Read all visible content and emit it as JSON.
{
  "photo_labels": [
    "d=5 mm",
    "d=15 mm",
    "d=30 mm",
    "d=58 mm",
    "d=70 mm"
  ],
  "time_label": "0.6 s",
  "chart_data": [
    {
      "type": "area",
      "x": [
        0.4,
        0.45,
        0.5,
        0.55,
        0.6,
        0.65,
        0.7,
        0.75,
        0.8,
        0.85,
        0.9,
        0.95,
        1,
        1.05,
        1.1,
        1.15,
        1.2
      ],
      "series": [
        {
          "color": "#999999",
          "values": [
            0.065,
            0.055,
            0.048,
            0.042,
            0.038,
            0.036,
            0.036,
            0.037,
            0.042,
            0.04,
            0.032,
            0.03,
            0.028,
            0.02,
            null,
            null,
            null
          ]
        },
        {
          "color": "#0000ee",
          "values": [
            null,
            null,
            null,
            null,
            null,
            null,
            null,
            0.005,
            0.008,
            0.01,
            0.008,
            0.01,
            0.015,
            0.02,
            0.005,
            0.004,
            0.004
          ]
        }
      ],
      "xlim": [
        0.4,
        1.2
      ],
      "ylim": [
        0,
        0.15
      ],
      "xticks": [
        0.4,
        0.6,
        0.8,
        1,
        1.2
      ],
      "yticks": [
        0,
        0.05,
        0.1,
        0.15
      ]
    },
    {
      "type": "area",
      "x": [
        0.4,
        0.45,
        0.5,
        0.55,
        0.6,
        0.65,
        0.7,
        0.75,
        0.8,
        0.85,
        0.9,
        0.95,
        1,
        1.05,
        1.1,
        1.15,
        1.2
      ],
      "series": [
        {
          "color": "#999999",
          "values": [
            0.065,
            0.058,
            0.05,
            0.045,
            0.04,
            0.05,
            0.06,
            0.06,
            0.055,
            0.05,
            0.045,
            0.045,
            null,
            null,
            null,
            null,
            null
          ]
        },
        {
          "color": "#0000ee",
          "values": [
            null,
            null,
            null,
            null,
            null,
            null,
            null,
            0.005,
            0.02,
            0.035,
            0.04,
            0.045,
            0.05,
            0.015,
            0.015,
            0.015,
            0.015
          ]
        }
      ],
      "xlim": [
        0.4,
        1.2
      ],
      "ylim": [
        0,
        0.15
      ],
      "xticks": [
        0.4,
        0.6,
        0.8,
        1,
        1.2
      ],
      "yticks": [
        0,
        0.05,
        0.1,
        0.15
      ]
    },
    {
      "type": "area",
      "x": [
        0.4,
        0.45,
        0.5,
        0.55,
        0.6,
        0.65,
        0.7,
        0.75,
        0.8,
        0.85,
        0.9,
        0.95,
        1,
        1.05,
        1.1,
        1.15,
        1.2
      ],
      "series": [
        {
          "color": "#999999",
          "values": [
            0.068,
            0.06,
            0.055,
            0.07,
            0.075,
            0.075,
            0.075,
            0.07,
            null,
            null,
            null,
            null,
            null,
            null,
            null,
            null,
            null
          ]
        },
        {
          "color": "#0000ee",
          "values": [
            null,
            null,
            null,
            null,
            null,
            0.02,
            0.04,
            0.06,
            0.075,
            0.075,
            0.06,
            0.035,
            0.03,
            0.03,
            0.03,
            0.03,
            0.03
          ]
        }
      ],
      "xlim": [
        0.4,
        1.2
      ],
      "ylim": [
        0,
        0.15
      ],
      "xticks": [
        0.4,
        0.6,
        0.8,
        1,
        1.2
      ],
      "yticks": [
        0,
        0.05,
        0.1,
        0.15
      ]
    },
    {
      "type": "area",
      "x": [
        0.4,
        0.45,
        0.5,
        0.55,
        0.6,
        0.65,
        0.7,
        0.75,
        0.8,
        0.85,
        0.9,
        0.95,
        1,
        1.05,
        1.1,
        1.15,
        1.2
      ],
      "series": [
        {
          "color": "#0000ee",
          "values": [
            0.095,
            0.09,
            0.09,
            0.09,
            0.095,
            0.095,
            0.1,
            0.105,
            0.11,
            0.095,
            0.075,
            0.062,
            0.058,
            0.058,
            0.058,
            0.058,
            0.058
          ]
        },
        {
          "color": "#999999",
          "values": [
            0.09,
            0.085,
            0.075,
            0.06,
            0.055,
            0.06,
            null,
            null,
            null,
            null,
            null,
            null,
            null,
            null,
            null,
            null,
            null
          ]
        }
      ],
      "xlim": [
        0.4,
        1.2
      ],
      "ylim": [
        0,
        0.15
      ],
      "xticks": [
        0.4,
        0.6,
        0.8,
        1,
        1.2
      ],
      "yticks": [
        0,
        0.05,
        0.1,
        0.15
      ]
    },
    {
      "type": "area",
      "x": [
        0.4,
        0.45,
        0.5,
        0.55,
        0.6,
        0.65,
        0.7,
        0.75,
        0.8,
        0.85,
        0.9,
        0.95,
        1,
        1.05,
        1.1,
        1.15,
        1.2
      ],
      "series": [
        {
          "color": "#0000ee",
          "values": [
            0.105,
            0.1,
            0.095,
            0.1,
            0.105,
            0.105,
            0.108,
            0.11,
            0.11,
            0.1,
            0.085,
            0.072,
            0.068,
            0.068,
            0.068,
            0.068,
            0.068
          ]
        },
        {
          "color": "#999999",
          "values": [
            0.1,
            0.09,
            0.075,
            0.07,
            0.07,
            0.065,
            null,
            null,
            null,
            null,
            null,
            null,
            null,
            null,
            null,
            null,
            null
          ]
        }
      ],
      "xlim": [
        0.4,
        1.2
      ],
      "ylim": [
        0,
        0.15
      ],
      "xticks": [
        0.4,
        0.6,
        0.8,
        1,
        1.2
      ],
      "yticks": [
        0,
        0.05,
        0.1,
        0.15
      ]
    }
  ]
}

◆ WHAT NEEDS TO BE DONE ◆
Copy every line exactly. Leave nothing out.

◆ WRITTEN RESPONSE ◆
Read all visible content and emit it as JSON.
{
  "photo_labels": [
    "d=5 mm",
    "d=15 mm",
    "d=30 mm",
    "d=58 mm",
    "d=70 mm"
  ],
  "time_label": "0.6 s",
  "chart_data": [
    {
      "type": "area",
      "x": [
        0.4,
        0.45,
        0.5,
        0.55,
        0.6,
        0.65,
        0.7,
        0.75,
        0.8,
        0.85,
        0.9,
        0.95,
        1,
        1.05,
        1.1,
        1.15,
        1.2
      ],
      "series": [
        {
          "color": "#999999",
          "values": [
            0.065,
            0.055,
            0.048,
            0.042,
            0.038,
            0.036,
            0.036,
            0.037,
            0.042,
            0.04,
            0.032,
            0.03,
            0.028,
            0.02,
            null,
            null,
            null
          ]
        },
        {
          "color": "#0000ee",
          "values": [
            null,
            null,
            null,
            null,
            null,
            null,
            null,
            0.005,
            0.008,
            0.01,
            0.008,
            0.01,
            0.015,
            0.02,
            0.005,
            0.004,
            0.004
          ]
        }
      ],
      "xlim": [
        0.4,
        1.2
      ],
      "ylim": [
        0,
        0.15
      ],
      "xticks": [
        0.4,
        0.6,
        0.8,
        1,
        1.2
      ],
      "yticks": [
        0,
        0.05,
        0.1,
        0.15
      ]
    },
    {
      "type": "area",
      "x": [
        0.4,
        0.45,
        0.5,
        0.55,
        0.6,
        0.65,
        0.7,
        0.75,
        0.8,
        0.85,
        0.9,
        0.95,
        1,
        1.05,
        1.1,
        1.15,
        1.2
      ],
      "series": [
        {
          "color": "#999999",
          "values": [
            0.065,
            0.058,
            0.05,
            0.045,
            0.04,
            0.05,
            0.06,
            0.06,
            0.055,
            0.05,
            0.045,
            0.045,
            null,
            null,
            null,
            null,
            null
          ]
        },
        {
          "color": "#0000ee",
          "values": [
            null,
            null,
            null,
            null,
            null,
            null,
            null,
            0.005,
            0.02,
            0.035,
            0.04,
            0.045,
            0.05,
            0.015,
            0.015,
            0.015,
            0.015
          ]
        }
      ],
      "xlim": [
        0.4,
        1.2
      ],
      "ylim": [
        0,
        0.15
      ],
      "xticks": [
        0.4,
        0.6,
        0.8,
        1,
        1.2
      ],
      "yticks": [
        0,
        0.05,
        0.1,
        0.15
      ]
    },
    {
      "type": "area",
      "x": [
        0.4,
        0.45,
        0.5,
        0.55,
        0.6,
        0.65,
        0.7,
        0.75,
        0.8,
        0.85,
        0.9,
        0.95,
        1,
        1.05,
        1.1,
        1.15,
        1.2
      ],
      "series": [
        {
          "color": "#999999",
          "values": [
            0.068,
            0.06,
            0.055,
            0.07,
            0.075,
            0.075,
            0.075,
            0.07,
            null,
            null,
            null,
            null,
            null,
            null,
            null,
            null,
            null
          ]
        },
        {
          "color": "#0000ee",
          "values": [
            null,
            null,
            null,
            null,
            null,
            0.02,
            0.04,
            0.06,
            0.075,
            0.075,
            0.06,
            0.035,
            0.03,
            0.03,
            0.03,
            0.03,
            0.03
          ]
        }
      ],
      "xlim": [
        0.4,
        1.2
      ],
      "ylim": [
        0,
        0.15
      ],
      "xticks": [
        0.4,
        0.6,
        0.8,
        1,
        1.2
      ],
      "yticks": [
        0,
        0.05,
        0.1,
        0.15
      ]
    },
    {
      "type": "area",
      "x": [
        0.4,
        0.45,
        0.5,
        0.55,
        0.6,
        0.65,
        0.7,
        0.75,
        0.8,
        0.85,
        0.9,
        0.95,
        1,
        1.05,
        1.1,
        1.15,
        1.2
      ],
      "series": [
        {
          "color": "#0000ee",
          "values": [
            0.095,
            0.09,
            0.09,
            0.09,
            0.095,
            0.095,
            0.1,
            0.105,
            0.11,
            0.095,
            0.075,
            0.062,
            0.058,
            0.058,
            0.058,
            0.058,
            0.058
          ]
        },
        {
          "color": "#999999",
          "values": [
            0.09,
            0.085,
            0.075,
            0.06,
            0.055,
            0.06,
            null,
            null,
            null,
            null,
            null,
            null,
            null,
            null,
            null,
            null,
            null
          ]
        }
      ],
      "xlim": [
        0.4,
        1.2
      ],
      "ylim": [
        0,
        0.15
      ],
      "xticks": [
        0.4,
        0.6,
        0.8,
        1,
        1.2
      ],
      "yticks": [
        0,
        0.05,
        0.1,
        0.15
      ]
    },
    {
      "type": "area",
      "x": [
        0.4,
        0.45,
        0.5,
        0.55,
        0.6,
        0.65,
        0.7,
        0.75,
        0.8,
        0.85,
        0.9,
        0.95,
        1,
        1.05,
        1.1,
        1.15,
        1.2
      ],
      "series": [
        {
          "color": "#0000ee",
          "values": [
            0.105,
            0.1,
            0.095,
            0.1,
            0.105,
            0.105,
            0.108,
            0.11,
            0.11,
            0.1,
            0.085,
            0.072,
            0.068,
            0.068,
            0.068,
            0.068,
            0.068
          ]
        },
        {
          "color": "#999999",
          "values": [
            0.1,
            0.09,
            0.075,
            0.07,
            0.07,
            0.065,
            null,
            null,
            null,
            null,
            null,
            null,
            null,
            null,
            null,
            null,
            null
          ]
        }
      ],
      "xlim": [
        0.4,
        1.2
      ],
      "ylim": [
        0,
        0.15
      ],
      "xticks": [
        0.4,
        0.6,
        0.8,
        1,
        1.2
      ],
      "yticks": [
        0,
        0.05,
        0.1,
        0.15
      ]
    }
  ]
}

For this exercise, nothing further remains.